— start Document excerpt —

Stefon Harris, this week’s artist in residence, changes that game. Total mastery of the vibes and marimba is only a point of departure for Harris, a thinker, researcher, motivator and composer whose ideas reverberate far beyond his chosen hardware.

“All these instruments are just tools,” Harris said. “It’s really about what you’re building. What I’m trying to build in our world is a deeper understanding and appreciation of the value of empathy.”

Harris and MSU jazz students will get together for master classes, rehearsals and a tour of high schools around the state this week, capped by a concert Friday at MSU’s Murray Hall.

The title of one of Harris’ early albums, “Black Action Figure,” fits him to a T. He’s a blur on the bandstand and a dynamo of a speaker. In 2017, he became director of jazz arts at the Manhattan School of Music. This week’s visit to MSU is part of a lifelong mission to spread the good word about the rewards and joys of creativity in general, and collective improvisation in particular.

 “I’ll tell you, the most beautiful experience on the bandstand is when you play an idea, and then you stop and you just listen, and you watch that idea transform in the hands of everyone else on the bandstand,” he said. “And by the time that idea comes back to you, it is so much bigger than anything you could have ever imagined.”

He believes that everyone holds the key to that door, not just gifted or trained artists.

— end Document excerpt —
— start Dataset entries —

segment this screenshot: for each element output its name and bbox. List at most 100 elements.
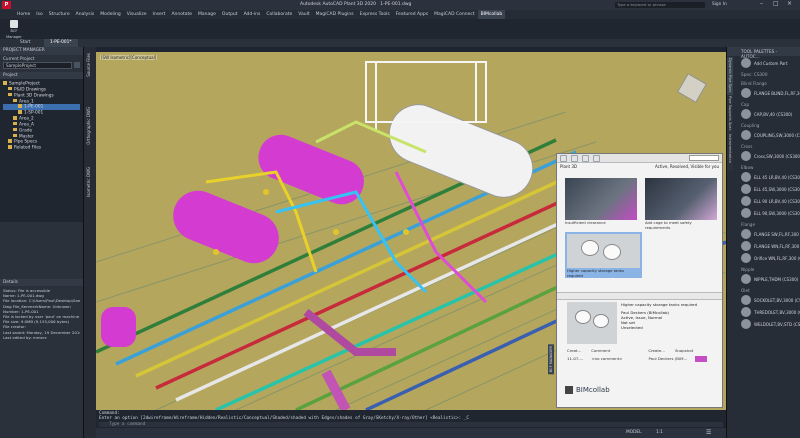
ribbon-tab[interactable]: BIMcollab [477, 10, 506, 19]
palette-item[interactable]: FLANGE WN,FL,RF,300 (CS300) [737, 240, 800, 252]
issue-thumbnail [645, 178, 717, 220]
palette-item[interactable]: ELL 45 LR,BV,40 (CS300) [737, 171, 800, 183]
palette-item[interactable]: COUPLING,SW,3000 (CS300) [737, 129, 800, 141]
pipe-fitting-icon [741, 319, 751, 329]
palette-item[interactable]: Cross,SW,3000 (CS300) [737, 150, 800, 162]
ribbon-tab[interactable]: Express Tools [357, 10, 393, 19]
ribbon-tab[interactable]: Insert [150, 10, 169, 19]
ribbon-tab[interactable]: Iso [33, 10, 45, 19]
detail-title[interactable]: Higher capacity storage tanks required [621, 302, 697, 307]
bcf-side-label[interactable]: BCF MANAGER [548, 344, 554, 375]
ribbon-tab[interactable]: Home [14, 10, 33, 19]
ribbon-tab[interactable]: Vault [295, 10, 312, 19]
maximize-icon[interactable]: □ [773, 0, 779, 7]
ribbon-tab[interactable]: Structure [46, 10, 73, 19]
palette-item[interactable]: ELL 90 LR,BV,40 (CS300) [737, 195, 800, 207]
project-manager-panel: PROJECT MANAGER Current Project SamplePr… [0, 47, 84, 438]
palette-item[interactable]: THREDOLET,BV,3000 (CS300) [737, 306, 800, 318]
issue-card-3[interactable]: Higher capacity storage tanks required [565, 232, 642, 278]
bim-group-label[interactable]: Plant 3D [560, 164, 577, 169]
ribbon-tab[interactable]: Visualize [124, 10, 150, 19]
tab-file[interactable]: 1-PE-001* [44, 39, 78, 47]
ribbon-tab[interactable]: Modeling [97, 10, 123, 19]
tab-start[interactable]: Start [20, 40, 31, 45]
pipe-fitting-icon [741, 307, 751, 317]
tool-palette-panel: TOOL PALETTES - AUTOC... Dynamic Pipe Sp… [726, 47, 800, 438]
bimcollab-logo-text: BIMcollab [576, 386, 610, 394]
palette-item[interactable]: NIPPLE,THDM (CS300) [737, 273, 800, 285]
vtab-source-files[interactable]: Source Files [86, 53, 91, 77]
sync-icon[interactable] [582, 154, 589, 162]
project-options-icon[interactable] [74, 62, 80, 68]
comment-snapshot[interactable] [695, 356, 708, 362]
palette-item-label: FLANGE WN,FL,RF,300 (CS300) [754, 243, 800, 249]
palette-item[interactable]: Orifice WN,FL,RF,300 (CS300) [737, 252, 800, 264]
window-title: Autodesk AutoCAD Plant 3D 2020 1-PE-001.… [300, 2, 411, 7]
ribbon-tab[interactable]: Output [219, 10, 241, 19]
issue-thumbnail [565, 178, 637, 220]
pipe-fitting-icon [741, 88, 751, 98]
search-input[interactable]: Type a keyword or phrase [615, 2, 705, 8]
palette-tab[interactable]: Instrumentation [727, 133, 733, 171]
scale-button[interactable]: 1:1 [656, 430, 663, 435]
tree-item-label: Area_A [19, 122, 34, 128]
ribbon-tab[interactable]: MagiCAD Plugins [313, 10, 357, 19]
detail-line: File location: C:\Users\Paul\Desktop\Sam… [3, 298, 80, 304]
comment-column-header[interactable]: Creat... [567, 348, 581, 353]
vtab-iso[interactable]: Isometric DWG [86, 167, 91, 197]
comment-column-header[interactable]: Snapshot [675, 348, 693, 353]
filter-icon[interactable] [571, 154, 578, 162]
issue-title: Add cage to meet safety requirements [645, 220, 692, 230]
app-logo-icon[interactable]: P [2, 1, 11, 9]
palette-item[interactable]: ELL 45,SW,3000 (CS300) [737, 183, 800, 195]
tool-palette-title: TOOL PALETTES - AUTOC... [727, 47, 800, 59]
comment-column-header[interactable]: Create... [648, 348, 665, 353]
bim-filter-text[interactable]: Active, Resolved, Visible for you [655, 164, 719, 169]
tree-item[interactable]: Related Files [3, 145, 80, 151]
bimcollab-logo-icon [565, 386, 573, 394]
vtab-ortho[interactable]: Orthographic DWG [86, 107, 91, 145]
palette-section-header: Spec: CS300 [741, 72, 768, 77]
model-space-button[interactable]: MODEL [626, 430, 642, 435]
close-icon[interactable]: × [787, 0, 792, 7]
palette-item[interactable]: WELDOLET,BV,STD (CS300) [737, 318, 800, 330]
current-project-row: SampleProject [0, 62, 83, 69]
issue-card-1[interactable]: Insufficient clearance [565, 178, 637, 228]
settings-icon[interactable] [593, 154, 600, 162]
palette-tab[interactable]: Dynamic Pipe Spec [727, 57, 733, 95]
comment-row[interactable]: 11-07-... <no comment> Paul Deckers (BIM… [567, 356, 719, 362]
ribbon-tab[interactable]: Add-ins [241, 10, 264, 19]
minimize-icon[interactable]: – [760, 0, 763, 7]
palette-item[interactable]: Add Custom Part [737, 57, 800, 69]
comment-column-header[interactable]: Comment [591, 348, 610, 353]
palette-item[interactable]: FLANGE BLIND,FL,RF,300 (CS300) [737, 87, 800, 99]
detail-snapshot[interactable] [567, 302, 617, 344]
comment-text: <no comment> [591, 356, 623, 361]
detail-milestone[interactable]: Unselected [621, 325, 697, 330]
bim-search-input[interactable] [689, 155, 719, 161]
project-manager-title: PROJECT MANAGER [0, 47, 83, 55]
command-input[interactable]: Type a command [99, 422, 723, 427]
ribbon-tab[interactable]: Collaborate [263, 10, 295, 19]
ribbon-tab[interactable]: Featured Apps [393, 10, 431, 19]
palette-tab[interactable]: Pipe Supports Spec [727, 95, 733, 133]
palette-item[interactable]: CAP,BV,40 (CS300) [737, 108, 800, 120]
viewport-label[interactable]: [SW Isometric][Conceptual] [100, 55, 158, 60]
ribbon-tab[interactable]: Analysis [73, 10, 98, 19]
palette-item[interactable]: SOCKOLET,BV,3000 (CS300) [737, 294, 800, 306]
palette-item[interactable]: FLANGE SW,FL,RF,300 (CS300) [737, 228, 800, 240]
ribbon-tab[interactable]: Manage [195, 10, 219, 19]
bcf-manager-button[interactable]: BCF Manager [3, 20, 25, 39]
issue-card-2[interactable]: Add cage to meet safety requirements [645, 178, 717, 230]
palette-item[interactable]: ELL 90,SW,3000 (CS300) [737, 207, 800, 219]
settings-icon[interactable]: ☰ [706, 429, 711, 436]
sign-in-link[interactable]: Sign In [712, 2, 727, 7]
app-title: Autodesk AutoCAD Plant 3D 2020 [300, 2, 376, 7]
ribbon-tab[interactable]: MagiCAD Connect [431, 10, 477, 19]
create-issue-icon[interactable] [560, 154, 567, 162]
tree-item-label: Related Files [14, 145, 42, 151]
pipe-fitting-icon [741, 229, 751, 239]
current-project-select[interactable]: SampleProject [3, 62, 72, 69]
ribbon-tab[interactable]: Annotate [168, 10, 195, 19]
pipe-fitting-icon [741, 172, 751, 182]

— end Dataset entries —

* **Your tasks**:
1. Set down the passage of the Stefon Harris article from "The title of" up to and including "or trained artists.", word for word.
2. Write the next part of the article about Stefon Harris's residency, picking up after its last sentence.
None of this material is needed.

* **Responses**:
1.
The title of one of Harris’ early albums, “Black Action Figure,” fits him to a T. He’s a blur on the bandstand and a dynamo of a speaker. In 2017, he became director of jazz arts at the Manhattan School of Music. This week’s visit to MSU is part of a lifelong mission to spread the good word about the rewards and joys of creativity in general, and collective improvisation in particular.

 “I’ll tell you, the most beautiful experience on the bandstand is when you play an idea, and then you stop and you just listen, and you watch that idea transform in the hands of everyone else on the bandstand,” he said. “And by the time that idea comes back to you, it is so much bigger than anything you could have ever imagined.”

He believes that everyone holds the key to that door, not just gifted or trained artists.

2.
“We think that an artist is such a unique and special human being, and we’re supposed to sit and watch that artist be special,” Harris said. “We’re always going to have brilliant artists, but it’s just as important that the average person continue to make things and appreciate the joy of creativity, because it affects how they treat other people.”

By his mid-30s, Harris, 48, was at the top of his art, touring the world with a variety of bands and winning numerous prizes and polls, but it all began to feel hollow. He felt like a hotshot surfer who craved a deeper understanding of the fathoms of ocean beneath him.

He spent over a decade analyzing thousands of chords and their psychological impact, filling dozens of notebooks with his observations.

“I approach aspects of music very much the same way a scientist would,” he said. “I’m constantly looking to discover the mechanics of how music works. It’s not something you can just read in a book.”

He co-developed a chord generating software app called Harmony Cloud, a tool for ear training for practicing musicians.

“I use all of my studies, my understanding, to look for the logic, look for the algorithm in what I’m feeling, so then it can be codified and shared with others,” he said.

In his own music, Harris is a spacewalking “harmonaut,” probing the mood and nuance of every chord he plays with maximum sensitivity. 

On Harris’s latest CD, “Sonic Creed,” he and his band, Blackout, pay tribute to one of the great vibraphone players in jazz, Bobby Hutcherson, with a lingering, crystalline re-imagining of Hutcherson’s Erik Satie-like “Now.”

On the same CD, Harris and Blackout refit a soulful jazz standard by Bobby Timmons, “Dat Dere,” with agitated strata of rhythm and crackling digital-age energy.

Harris calls it a “dance with legacy.”

“Think about what jazz musicians do night after night,” he said. “Duke Ellington and Charlie Parker did a good job of telling their stories. They don’t need us to retell their stories. We can celebrate their contributions to world culture by expressing ourselves, expressing the broader community, expressing the times.”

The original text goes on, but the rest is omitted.